**Directions**
Give the entries again, word for word.

**Record set**
============================================================
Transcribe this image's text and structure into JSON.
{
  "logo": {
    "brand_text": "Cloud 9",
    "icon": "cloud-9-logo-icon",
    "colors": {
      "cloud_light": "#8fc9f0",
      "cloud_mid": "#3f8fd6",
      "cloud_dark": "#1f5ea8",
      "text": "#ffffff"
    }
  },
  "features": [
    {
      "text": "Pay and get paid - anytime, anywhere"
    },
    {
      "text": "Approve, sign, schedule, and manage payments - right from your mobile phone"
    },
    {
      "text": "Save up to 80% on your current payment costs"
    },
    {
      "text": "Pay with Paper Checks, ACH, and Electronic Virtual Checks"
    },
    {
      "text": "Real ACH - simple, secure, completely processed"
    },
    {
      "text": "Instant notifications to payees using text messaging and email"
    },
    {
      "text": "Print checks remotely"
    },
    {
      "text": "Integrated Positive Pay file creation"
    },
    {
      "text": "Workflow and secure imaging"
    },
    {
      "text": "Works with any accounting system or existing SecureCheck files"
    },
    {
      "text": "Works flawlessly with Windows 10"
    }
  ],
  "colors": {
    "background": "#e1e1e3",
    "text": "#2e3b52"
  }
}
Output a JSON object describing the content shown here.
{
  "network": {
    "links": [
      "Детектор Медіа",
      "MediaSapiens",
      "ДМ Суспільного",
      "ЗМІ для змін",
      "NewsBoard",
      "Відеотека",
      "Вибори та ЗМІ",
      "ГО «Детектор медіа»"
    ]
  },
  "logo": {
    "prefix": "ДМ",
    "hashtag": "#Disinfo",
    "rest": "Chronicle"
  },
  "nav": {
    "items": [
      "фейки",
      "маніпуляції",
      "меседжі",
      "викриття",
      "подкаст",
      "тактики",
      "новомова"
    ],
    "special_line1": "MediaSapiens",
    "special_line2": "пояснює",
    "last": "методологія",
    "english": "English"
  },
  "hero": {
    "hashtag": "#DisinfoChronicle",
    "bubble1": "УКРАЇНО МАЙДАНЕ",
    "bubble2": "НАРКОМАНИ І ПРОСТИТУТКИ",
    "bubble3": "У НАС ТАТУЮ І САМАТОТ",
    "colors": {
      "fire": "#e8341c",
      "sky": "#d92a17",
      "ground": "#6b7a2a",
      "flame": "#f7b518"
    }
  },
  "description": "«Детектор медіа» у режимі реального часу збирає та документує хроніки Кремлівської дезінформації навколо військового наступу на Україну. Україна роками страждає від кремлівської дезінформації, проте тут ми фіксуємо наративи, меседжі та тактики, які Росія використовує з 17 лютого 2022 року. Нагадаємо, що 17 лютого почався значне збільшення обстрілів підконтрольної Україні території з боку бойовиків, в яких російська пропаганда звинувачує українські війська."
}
============================================================
**Solution to this task**
Transcribe this image's text and structure into JSON.
{
  "logo": {
    "brand_text": "Cloud 9",
    "icon": "cloud-9-logo-icon",
    "colors": {
      "cloud_light": "#8fc9f0",
      "cloud_mid": "#3f8fd6",
      "cloud_dark": "#1f5ea8",
      "text": "#ffffff"
    }
  },
  "features": [
    {
      "text": "Pay and get paid - anytime, anywhere"
    },
    {
      "text": "Approve, sign, schedule, and manage payments - right from your mobile phone"
    },
    {
      "text": "Save up to 80% on your current payment costs"
    },
    {
      "text": "Pay with Paper Checks, ACH, and Electronic Virtual Checks"
    },
    {
      "text": "Real ACH - simple, secure, completely processed"
    },
    {
      "text": "Instant notifications to payees using text messaging and email"
    },
    {
      "text": "Print checks remotely"
    },
    {
      "text": "Integrated Positive Pay file creation"
    },
    {
      "text": "Workflow and secure imaging"
    },
    {
      "text": "Works with any accounting system or existing SecureCheck files"
    },
    {
      "text": "Works flawlessly with Windows 10"
    }
  ],
  "colors": {
    "background": "#e1e1e3",
    "text": "#2e3b52"
  }
}
Output a JSON object describing the content shown here.
{
  "network": {
    "links": [
      "Детектор Медіа",
      "MediaSapiens",
      "ДМ Суспільного",
      "ЗМІ для змін",
      "NewsBoard",
      "Відеотека",
      "Вибори та ЗМІ",
      "ГО «Детектор медіа»"
    ]
  },
  "logo": {
    "prefix": "ДМ",
    "hashtag": "#Disinfo",
    "rest": "Chronicle"
  },
  "nav": {
    "items": [
      "фейки",
      "маніпуляції",
      "меседжі",
      "викриття",
      "подкаст",
      "тактики",
      "новомова"
    ],
    "special_line1": "MediaSapiens",
    "special_line2": "пояснює",
    "last": "методологія",
    "english": "English"
  },
  "hero": {
    "hashtag": "#DisinfoChronicle",
    "bubble1": "УКРАЇНО МАЙДАНЕ",
    "bubble2": "НАРКОМАНИ І ПРОСТИТУТКИ",
    "bubble3": "У НАС ТАТУЮ І САМАТОТ",
    "colors": {
      "fire": "#e8341c",
      "sky": "#d92a17",
      "ground": "#6b7a2a",
      "flame": "#f7b518"
    }
  },
  "description": "«Детектор медіа» у режимі реального часу збирає та документує хроніки Кремлівської дезінформації навколо військового наступу на Україну. Україна роками страждає від кремлівської дезінформації, проте тут ми фіксуємо наративи, меседжі та тактики, які Росія використовує з 17 лютого 2022 року. Нагадаємо, що 17 лютого почався значне збільшення обстрілів підконтрольної Україні території з боку бойовиків, в яких російська пропаганда звинувачує українські війська."
}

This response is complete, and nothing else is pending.